▶ **Request**: Exactly reproduce each entry, leaving out nothing.

[start Provided records]

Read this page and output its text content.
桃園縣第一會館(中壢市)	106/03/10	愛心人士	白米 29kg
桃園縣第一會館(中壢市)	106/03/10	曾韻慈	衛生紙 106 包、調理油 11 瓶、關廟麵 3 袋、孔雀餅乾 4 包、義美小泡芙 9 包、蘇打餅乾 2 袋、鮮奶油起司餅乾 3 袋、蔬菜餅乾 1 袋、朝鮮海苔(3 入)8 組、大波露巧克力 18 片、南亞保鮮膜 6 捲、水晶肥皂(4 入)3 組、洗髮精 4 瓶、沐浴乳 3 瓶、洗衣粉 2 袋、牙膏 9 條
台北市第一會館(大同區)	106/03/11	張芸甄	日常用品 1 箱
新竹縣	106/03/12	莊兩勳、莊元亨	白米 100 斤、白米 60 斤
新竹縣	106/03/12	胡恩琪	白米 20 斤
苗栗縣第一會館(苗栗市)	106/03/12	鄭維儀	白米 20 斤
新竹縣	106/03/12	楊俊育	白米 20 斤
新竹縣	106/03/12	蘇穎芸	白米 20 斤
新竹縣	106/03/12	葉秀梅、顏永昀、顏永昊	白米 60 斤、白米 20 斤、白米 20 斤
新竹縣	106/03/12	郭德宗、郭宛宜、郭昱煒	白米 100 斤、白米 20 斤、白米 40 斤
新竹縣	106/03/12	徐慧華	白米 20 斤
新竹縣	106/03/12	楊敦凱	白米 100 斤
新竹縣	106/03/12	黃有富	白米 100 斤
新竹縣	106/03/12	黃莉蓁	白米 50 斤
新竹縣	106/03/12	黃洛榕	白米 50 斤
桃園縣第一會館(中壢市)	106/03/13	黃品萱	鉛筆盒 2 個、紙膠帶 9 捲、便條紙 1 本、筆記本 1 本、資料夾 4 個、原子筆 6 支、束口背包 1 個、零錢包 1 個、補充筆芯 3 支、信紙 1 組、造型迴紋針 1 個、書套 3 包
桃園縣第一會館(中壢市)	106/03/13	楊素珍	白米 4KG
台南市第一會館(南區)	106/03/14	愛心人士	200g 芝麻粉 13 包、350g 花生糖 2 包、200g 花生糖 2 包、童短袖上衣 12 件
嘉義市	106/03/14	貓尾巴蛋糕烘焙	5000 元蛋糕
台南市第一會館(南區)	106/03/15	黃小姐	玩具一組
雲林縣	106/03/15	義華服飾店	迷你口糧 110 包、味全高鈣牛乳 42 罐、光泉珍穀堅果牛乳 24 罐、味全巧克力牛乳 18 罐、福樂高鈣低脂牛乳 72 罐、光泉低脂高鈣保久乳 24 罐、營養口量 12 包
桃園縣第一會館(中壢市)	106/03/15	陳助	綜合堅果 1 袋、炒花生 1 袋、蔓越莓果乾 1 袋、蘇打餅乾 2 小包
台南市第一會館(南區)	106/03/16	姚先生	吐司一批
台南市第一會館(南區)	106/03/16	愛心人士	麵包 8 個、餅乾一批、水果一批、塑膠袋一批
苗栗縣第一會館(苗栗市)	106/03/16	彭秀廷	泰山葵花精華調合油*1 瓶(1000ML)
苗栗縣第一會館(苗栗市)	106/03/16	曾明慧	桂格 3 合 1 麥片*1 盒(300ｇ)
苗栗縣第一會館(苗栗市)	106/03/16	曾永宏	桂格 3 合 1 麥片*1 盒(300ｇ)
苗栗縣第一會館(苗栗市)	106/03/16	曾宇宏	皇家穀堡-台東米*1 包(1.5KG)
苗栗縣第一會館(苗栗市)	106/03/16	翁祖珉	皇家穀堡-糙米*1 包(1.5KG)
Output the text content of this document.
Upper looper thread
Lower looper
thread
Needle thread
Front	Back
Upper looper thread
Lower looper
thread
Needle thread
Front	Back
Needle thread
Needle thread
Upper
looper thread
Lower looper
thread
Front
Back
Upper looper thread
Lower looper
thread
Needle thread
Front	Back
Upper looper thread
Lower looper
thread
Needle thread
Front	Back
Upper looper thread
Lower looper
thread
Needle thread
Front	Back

[end Provided records]

▶ **Finished answer**:
Read this page and output its text content.
桃園縣第一會館(中壢市)	106/03/10	愛心人士	白米 29kg
桃園縣第一會館(中壢市)	106/03/10	曾韻慈	衛生紙 106 包、調理油 11 瓶、關廟麵 3 袋、孔雀餅乾 4 包、義美小泡芙 9 包、蘇打餅乾 2 袋、鮮奶油起司餅乾 3 袋、蔬菜餅乾 1 袋、朝鮮海苔(3 入)8 組、大波露巧克力 18 片、南亞保鮮膜 6 捲、水晶肥皂(4 入)3 組、洗髮精 4 瓶、沐浴乳 3 瓶、洗衣粉 2 袋、牙膏 9 條
台北市第一會館(大同區)	106/03/11	張芸甄	日常用品 1 箱
新竹縣	106/03/12	莊兩勳、莊元亨	白米 100 斤、白米 60 斤
新竹縣	106/03/12	胡恩琪	白米 20 斤
苗栗縣第一會館(苗栗市)	106/03/12	鄭維儀	白米 20 斤
新竹縣	106/03/12	楊俊育	白米 20 斤
新竹縣	106/03/12	蘇穎芸	白米 20 斤
新竹縣	106/03/12	葉秀梅、顏永昀、顏永昊	白米 60 斤、白米 20 斤、白米 20 斤
新竹縣	106/03/12	郭德宗、郭宛宜、郭昱煒	白米 100 斤、白米 20 斤、白米 40 斤
新竹縣	106/03/12	徐慧華	白米 20 斤
新竹縣	106/03/12	楊敦凱	白米 100 斤
新竹縣	106/03/12	黃有富	白米 100 斤
新竹縣	106/03/12	黃莉蓁	白米 50 斤
新竹縣	106/03/12	黃洛榕	白米 50 斤
桃園縣第一會館(中壢市)	106/03/13	黃品萱	鉛筆盒 2 個、紙膠帶 9 捲、便條紙 1 本、筆記本 1 本、資料夾 4 個、原子筆 6 支、束口背包 1 個、零錢包 1 個、補充筆芯 3 支、信紙 1 組、造型迴紋針 1 個、書套 3 包
桃園縣第一會館(中壢市)	106/03/13	楊素珍	白米 4KG
台南市第一會館(南區)	106/03/14	愛心人士	200g 芝麻粉 13 包、350g 花生糖 2 包、200g 花生糖 2 包、童短袖上衣 12 件
嘉義市	106/03/14	貓尾巴蛋糕烘焙	5000 元蛋糕
台南市第一會館(南區)	106/03/15	黃小姐	玩具一組
雲林縣	106/03/15	義華服飾店	迷你口糧 110 包、味全高鈣牛乳 42 罐、光泉珍穀堅果牛乳 24 罐、味全巧克力牛乳 18 罐、福樂高鈣低脂牛乳 72 罐、光泉低脂高鈣保久乳 24 罐、營養口量 12 包
桃園縣第一會館(中壢市)	106/03/15	陳助	綜合堅果 1 袋、炒花生 1 袋、蔓越莓果乾 1 袋、蘇打餅乾 2 小包
台南市第一會館(南區)	106/03/16	姚先生	吐司一批
台南市第一會館(南區)	106/03/16	愛心人士	麵包 8 個、餅乾一批、水果一批、塑膠袋一批
苗栗縣第一會館(苗栗市)	106/03/16	彭秀廷	泰山葵花精華調合油*1 瓶(1000ML)
苗栗縣第一會館(苗栗市)	106/03/16	曾明慧	桂格 3 合 1 麥片*1 盒(300ｇ)
苗栗縣第一會館(苗栗市)	106/03/16	曾永宏	桂格 3 合 1 麥片*1 盒(300ｇ)
苗栗縣第一會館(苗栗市)	106/03/16	曾宇宏	皇家穀堡-台東米*1 包(1.5KG)
苗栗縣第一會館(苗栗市)	106/03/16	翁祖珉	皇家穀堡-糙米*1 包(1.5KG)
Output the text content of this document.
Upper looper thread
Lower looper
thread
Needle thread
Front	Back
Upper looper thread
Lower looper
thread
Needle thread
Front	Back
Needle thread
Needle thread
Upper
looper thread
Lower looper
thread
Front
Back
Upper looper thread
Lower looper
thread
Needle thread
Front	Back
Upper looper thread
Lower looper
thread
Needle thread
Front	Back
Upper looper thread
Lower looper
thread
Needle thread
Front	Back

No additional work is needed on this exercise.